[QUESTIONS TO ANSWER]
1) List every geographic place named in the news text about Ameren's plant closures.
2) Continue the news text about Ameren's plant closures from the point where it stops.

[READING TEXT]
Ameren Corp. said Tuesday it will close two power plants in Illinois by the end of the year, blaming the cost of complying with new pollution rules issued by the Environmental Protection Agency.
The St. Louis-based utility will shut down plants in Meredosia and Hutsonville. Ninety jobs will be eliminated, though Ameren said it is seeking other places where the 22 management and 68 union workers can be reassigned.
In July, EPA issued the Cross-State Air Pollution Rule that requires reductions in sulfur dioxide by 73 percent and nitrogen oxide by 54 percent from 2005 levels. Ameren said other more restrictive regulations on coal-fired generating plants are expected in the coming months and years.
"Numerous options to bring these units into compliance were explored, including installing additional environmental controls, but the costs were just too high to be justified," said Steven Sullivan, president and chief executive officer of Ameren Energy Resources Co., the holding company of Ameren. "We regret the impact this will have on our employees and the communities where these plants have been important to the local economies."
Coal-burning power plants are the leading source of carbon dioxide emissions that experts blame for global warming.

Page layout parsing data
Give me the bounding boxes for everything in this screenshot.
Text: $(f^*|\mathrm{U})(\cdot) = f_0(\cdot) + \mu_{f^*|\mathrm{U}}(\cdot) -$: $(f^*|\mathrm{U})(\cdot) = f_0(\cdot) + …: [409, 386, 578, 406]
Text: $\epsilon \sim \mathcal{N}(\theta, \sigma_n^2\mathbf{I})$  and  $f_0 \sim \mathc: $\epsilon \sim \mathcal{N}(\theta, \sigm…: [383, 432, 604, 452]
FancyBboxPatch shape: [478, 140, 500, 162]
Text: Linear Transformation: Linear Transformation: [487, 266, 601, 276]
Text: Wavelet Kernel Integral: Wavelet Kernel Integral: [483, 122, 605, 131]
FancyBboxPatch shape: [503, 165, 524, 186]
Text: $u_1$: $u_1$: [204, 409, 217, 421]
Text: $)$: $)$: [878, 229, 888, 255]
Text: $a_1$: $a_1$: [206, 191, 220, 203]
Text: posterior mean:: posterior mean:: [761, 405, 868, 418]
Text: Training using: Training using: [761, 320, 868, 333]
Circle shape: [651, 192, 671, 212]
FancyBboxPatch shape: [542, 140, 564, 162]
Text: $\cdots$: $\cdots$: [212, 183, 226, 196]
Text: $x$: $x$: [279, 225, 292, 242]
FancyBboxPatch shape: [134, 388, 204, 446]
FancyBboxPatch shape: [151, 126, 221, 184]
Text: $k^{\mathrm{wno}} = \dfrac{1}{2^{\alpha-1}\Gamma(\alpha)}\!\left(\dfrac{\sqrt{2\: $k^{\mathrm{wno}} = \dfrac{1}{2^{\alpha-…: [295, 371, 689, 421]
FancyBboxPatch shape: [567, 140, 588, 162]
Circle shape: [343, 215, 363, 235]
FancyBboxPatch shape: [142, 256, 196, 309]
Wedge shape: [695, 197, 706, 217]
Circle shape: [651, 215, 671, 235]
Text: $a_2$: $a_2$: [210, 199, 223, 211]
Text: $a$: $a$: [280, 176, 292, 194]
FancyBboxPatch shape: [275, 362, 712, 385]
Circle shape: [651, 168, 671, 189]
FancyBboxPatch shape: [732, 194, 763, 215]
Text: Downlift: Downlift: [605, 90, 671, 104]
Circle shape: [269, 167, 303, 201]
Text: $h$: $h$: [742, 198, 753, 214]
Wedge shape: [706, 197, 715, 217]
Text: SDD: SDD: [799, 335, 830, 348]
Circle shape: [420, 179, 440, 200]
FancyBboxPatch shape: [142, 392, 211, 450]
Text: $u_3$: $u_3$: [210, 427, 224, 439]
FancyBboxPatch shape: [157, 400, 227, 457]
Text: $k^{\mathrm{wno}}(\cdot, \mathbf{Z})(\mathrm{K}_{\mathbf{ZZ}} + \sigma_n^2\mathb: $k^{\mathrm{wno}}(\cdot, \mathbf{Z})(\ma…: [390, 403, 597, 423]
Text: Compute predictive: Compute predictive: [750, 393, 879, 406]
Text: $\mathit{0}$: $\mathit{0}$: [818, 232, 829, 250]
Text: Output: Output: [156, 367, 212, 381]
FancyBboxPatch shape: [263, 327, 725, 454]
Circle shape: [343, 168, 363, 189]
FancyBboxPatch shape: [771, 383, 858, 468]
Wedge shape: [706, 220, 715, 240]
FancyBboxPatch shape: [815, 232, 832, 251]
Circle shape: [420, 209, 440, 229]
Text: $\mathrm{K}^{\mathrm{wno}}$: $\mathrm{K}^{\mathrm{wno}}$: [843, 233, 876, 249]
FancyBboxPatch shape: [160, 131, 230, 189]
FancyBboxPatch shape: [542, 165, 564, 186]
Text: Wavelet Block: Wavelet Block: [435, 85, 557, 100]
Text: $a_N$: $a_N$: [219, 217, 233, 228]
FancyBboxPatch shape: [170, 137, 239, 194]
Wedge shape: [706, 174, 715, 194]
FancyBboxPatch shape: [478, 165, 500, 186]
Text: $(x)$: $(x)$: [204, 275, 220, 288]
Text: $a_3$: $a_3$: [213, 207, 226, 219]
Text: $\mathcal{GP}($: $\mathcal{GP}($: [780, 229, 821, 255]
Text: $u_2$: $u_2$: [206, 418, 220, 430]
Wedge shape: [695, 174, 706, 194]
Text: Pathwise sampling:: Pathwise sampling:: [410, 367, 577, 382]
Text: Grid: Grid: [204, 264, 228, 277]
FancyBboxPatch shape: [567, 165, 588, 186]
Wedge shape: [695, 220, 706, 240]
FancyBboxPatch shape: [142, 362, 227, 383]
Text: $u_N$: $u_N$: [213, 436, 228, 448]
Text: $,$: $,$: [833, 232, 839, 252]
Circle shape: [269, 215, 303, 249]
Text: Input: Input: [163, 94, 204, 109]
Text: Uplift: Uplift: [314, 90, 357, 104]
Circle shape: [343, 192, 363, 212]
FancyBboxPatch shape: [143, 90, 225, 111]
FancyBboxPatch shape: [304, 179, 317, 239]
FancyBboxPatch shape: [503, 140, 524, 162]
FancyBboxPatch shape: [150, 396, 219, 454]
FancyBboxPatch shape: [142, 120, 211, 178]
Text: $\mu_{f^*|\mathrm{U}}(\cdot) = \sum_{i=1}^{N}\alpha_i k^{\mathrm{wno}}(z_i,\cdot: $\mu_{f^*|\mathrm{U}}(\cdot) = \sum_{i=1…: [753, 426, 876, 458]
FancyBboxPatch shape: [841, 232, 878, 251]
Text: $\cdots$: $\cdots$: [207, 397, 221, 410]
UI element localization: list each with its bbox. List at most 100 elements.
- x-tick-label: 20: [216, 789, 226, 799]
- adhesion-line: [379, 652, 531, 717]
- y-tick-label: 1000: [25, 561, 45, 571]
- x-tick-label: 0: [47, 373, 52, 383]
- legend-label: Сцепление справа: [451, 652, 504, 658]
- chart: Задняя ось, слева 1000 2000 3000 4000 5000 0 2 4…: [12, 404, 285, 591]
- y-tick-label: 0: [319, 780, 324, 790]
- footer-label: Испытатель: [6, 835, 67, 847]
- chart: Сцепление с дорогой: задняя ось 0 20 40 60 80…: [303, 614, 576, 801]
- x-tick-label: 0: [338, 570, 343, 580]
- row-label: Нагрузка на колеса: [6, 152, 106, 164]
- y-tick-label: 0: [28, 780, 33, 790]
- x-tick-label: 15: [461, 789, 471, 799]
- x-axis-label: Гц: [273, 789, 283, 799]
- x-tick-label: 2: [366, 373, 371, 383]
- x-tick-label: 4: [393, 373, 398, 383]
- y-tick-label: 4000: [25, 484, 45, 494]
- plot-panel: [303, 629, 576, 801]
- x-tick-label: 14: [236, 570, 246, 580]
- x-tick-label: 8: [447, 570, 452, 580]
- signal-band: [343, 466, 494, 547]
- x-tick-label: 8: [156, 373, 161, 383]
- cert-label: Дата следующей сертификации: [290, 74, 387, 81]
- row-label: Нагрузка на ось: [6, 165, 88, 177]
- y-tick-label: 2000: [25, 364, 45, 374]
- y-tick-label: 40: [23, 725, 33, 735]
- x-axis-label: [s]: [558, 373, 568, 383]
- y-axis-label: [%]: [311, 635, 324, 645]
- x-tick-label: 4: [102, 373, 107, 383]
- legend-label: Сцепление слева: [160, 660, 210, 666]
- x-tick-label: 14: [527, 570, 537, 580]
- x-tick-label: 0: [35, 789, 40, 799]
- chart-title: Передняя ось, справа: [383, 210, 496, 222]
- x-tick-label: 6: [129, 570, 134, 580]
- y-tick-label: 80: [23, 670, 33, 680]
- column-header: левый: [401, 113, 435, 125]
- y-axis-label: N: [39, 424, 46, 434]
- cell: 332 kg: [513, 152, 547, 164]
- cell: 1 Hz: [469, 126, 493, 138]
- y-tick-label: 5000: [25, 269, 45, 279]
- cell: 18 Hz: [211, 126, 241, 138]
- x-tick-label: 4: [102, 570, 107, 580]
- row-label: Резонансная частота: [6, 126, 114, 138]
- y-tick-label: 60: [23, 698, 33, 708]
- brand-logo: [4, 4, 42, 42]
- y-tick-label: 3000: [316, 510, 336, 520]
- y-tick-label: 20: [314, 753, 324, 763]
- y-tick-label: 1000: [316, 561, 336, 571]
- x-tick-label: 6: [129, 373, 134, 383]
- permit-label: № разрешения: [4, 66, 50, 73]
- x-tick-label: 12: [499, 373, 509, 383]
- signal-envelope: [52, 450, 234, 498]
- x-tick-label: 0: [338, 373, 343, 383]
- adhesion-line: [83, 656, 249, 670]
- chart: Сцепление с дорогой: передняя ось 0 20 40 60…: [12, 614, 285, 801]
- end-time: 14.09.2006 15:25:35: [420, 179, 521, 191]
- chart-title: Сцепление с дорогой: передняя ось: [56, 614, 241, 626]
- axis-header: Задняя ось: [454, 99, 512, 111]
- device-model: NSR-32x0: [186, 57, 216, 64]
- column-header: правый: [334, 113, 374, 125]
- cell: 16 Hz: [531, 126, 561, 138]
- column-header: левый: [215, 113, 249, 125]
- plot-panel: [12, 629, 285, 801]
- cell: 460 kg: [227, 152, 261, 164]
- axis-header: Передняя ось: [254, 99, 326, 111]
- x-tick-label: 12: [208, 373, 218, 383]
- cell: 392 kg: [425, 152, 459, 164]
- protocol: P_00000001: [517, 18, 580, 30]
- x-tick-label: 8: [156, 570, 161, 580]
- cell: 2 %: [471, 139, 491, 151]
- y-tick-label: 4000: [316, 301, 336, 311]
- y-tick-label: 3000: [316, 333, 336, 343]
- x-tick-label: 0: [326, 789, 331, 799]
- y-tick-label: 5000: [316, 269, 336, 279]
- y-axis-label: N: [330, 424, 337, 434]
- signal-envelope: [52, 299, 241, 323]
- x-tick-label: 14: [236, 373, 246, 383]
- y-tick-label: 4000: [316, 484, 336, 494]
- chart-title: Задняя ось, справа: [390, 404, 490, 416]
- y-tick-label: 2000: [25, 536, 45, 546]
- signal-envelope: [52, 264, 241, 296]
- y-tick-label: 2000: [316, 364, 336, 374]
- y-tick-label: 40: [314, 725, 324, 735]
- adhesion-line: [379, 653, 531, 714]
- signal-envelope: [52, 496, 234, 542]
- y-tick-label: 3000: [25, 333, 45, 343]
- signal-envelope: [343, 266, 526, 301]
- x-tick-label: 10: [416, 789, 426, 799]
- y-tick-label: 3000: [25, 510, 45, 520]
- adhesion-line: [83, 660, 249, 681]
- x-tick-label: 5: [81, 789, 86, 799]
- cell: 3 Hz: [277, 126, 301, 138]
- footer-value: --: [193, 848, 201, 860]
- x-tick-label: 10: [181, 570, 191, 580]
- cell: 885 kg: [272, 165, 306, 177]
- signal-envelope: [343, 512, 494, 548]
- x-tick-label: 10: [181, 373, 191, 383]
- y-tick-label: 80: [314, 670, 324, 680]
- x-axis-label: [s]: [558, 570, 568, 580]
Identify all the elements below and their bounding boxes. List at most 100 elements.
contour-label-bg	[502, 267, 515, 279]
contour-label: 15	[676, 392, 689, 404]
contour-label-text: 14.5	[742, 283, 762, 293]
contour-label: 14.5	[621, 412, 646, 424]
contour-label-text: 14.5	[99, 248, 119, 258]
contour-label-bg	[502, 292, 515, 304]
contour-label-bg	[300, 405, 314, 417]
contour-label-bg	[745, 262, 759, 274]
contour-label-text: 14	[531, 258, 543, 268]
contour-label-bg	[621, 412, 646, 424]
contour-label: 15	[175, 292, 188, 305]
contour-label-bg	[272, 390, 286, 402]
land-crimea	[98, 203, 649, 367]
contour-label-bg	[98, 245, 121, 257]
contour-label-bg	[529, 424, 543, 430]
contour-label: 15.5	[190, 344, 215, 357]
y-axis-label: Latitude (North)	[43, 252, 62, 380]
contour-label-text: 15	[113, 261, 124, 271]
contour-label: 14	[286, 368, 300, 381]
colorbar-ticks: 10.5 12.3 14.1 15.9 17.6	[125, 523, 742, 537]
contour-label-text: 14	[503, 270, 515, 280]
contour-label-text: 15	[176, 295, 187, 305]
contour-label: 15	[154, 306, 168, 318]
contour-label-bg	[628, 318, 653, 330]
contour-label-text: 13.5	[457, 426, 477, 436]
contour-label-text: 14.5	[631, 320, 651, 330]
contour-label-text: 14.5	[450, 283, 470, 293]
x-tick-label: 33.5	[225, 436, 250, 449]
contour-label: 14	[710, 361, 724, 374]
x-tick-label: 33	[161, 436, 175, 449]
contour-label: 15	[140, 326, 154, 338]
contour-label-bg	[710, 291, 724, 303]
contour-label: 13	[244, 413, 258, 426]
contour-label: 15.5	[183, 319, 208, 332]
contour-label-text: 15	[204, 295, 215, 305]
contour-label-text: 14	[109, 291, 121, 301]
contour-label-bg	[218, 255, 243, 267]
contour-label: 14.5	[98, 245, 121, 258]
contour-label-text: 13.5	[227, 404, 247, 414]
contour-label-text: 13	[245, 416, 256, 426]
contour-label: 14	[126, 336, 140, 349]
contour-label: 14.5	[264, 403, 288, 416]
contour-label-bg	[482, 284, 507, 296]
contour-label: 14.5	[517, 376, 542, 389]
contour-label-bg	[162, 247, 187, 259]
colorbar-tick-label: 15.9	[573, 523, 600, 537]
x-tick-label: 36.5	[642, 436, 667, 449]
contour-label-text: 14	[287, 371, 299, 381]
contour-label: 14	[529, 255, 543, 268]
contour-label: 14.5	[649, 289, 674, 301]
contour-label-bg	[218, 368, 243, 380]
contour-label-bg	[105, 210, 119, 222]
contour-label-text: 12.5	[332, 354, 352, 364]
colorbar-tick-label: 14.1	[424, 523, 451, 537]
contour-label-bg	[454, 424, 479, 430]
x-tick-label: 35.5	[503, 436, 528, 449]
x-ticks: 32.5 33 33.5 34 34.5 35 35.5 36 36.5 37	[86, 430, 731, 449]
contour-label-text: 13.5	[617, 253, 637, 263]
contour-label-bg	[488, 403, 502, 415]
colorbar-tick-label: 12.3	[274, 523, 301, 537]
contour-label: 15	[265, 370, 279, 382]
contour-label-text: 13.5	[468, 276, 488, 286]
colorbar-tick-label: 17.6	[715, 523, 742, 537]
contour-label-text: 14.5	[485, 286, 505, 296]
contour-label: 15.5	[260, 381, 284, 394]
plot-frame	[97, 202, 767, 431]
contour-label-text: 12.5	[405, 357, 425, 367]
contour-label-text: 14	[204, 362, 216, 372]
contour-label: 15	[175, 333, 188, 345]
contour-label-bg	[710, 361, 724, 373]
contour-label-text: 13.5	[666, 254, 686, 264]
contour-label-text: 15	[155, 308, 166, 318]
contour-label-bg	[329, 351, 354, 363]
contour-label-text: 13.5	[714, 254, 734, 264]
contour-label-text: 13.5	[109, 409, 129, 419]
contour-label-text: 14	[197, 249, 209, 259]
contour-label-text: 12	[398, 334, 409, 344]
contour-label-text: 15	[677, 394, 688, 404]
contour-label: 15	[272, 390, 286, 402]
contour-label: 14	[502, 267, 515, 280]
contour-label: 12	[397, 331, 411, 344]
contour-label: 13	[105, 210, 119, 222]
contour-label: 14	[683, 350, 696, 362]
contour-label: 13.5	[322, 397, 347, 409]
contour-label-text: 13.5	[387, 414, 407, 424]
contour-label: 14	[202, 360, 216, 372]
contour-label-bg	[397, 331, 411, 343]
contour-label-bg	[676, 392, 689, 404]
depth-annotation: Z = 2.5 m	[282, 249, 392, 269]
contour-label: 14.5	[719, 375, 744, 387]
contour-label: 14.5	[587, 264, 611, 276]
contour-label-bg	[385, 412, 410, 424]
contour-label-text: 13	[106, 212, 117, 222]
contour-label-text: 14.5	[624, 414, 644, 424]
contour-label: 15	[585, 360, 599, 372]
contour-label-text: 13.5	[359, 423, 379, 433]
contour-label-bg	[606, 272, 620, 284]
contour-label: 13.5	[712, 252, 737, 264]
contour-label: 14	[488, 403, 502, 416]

[TASK ANSWERS]
1) Illinois, St. Louis, Meredosia, Hutsonville

2)
The two plants provided about 4 percent of Ameren Energy Resources' total generation over the past two years, the company said. Ameren serves about 2.4 million electric customers in Missouri and Illinois, along with about 1 million natural gas customers in the two states. Ameren said customers will see no impact from the closures.
The plant in Meredosia is also a proposed site that would have provided electrical generation as part of a scaled-down version of the FutureGen project. FutureGen calls for an experimental plant that would burn coal for power but store emissions of carbon dioxide underground. The project is backed by a consortium of big energy and utility companies.
Former President George W. Bush first announced plans for FutureGen in 2003. The proposal has faced a variety of setbacks, resulting in a revised plan known as FutureGen 2.0.
"Ceasing current operations at Meredosia has no impact on the viability of FutureGen 2.0," Sullivan said. "FutureGen is still several years from needing a generating unit to test clean coal technology. We are currently in discussions with the FutureGen Alliance to determine how Meredosia Unit 4 could best be used for this project."
Ameren also cited a lack of a multi-year capacity market managed by the Midwest Independent Transmission System Operator as a factor in closing the plants.
"Without the ability to sell capacity several years out, we cannot afford to make the substantial investment for environmental controls that would be required to keep these units in service," Sullivan said.
Ameren expects the closures to result in a charge to third-quarter earnings. The company also expects to incur other costs related to employee severance and the plant closures, though those costs have not yet been determined.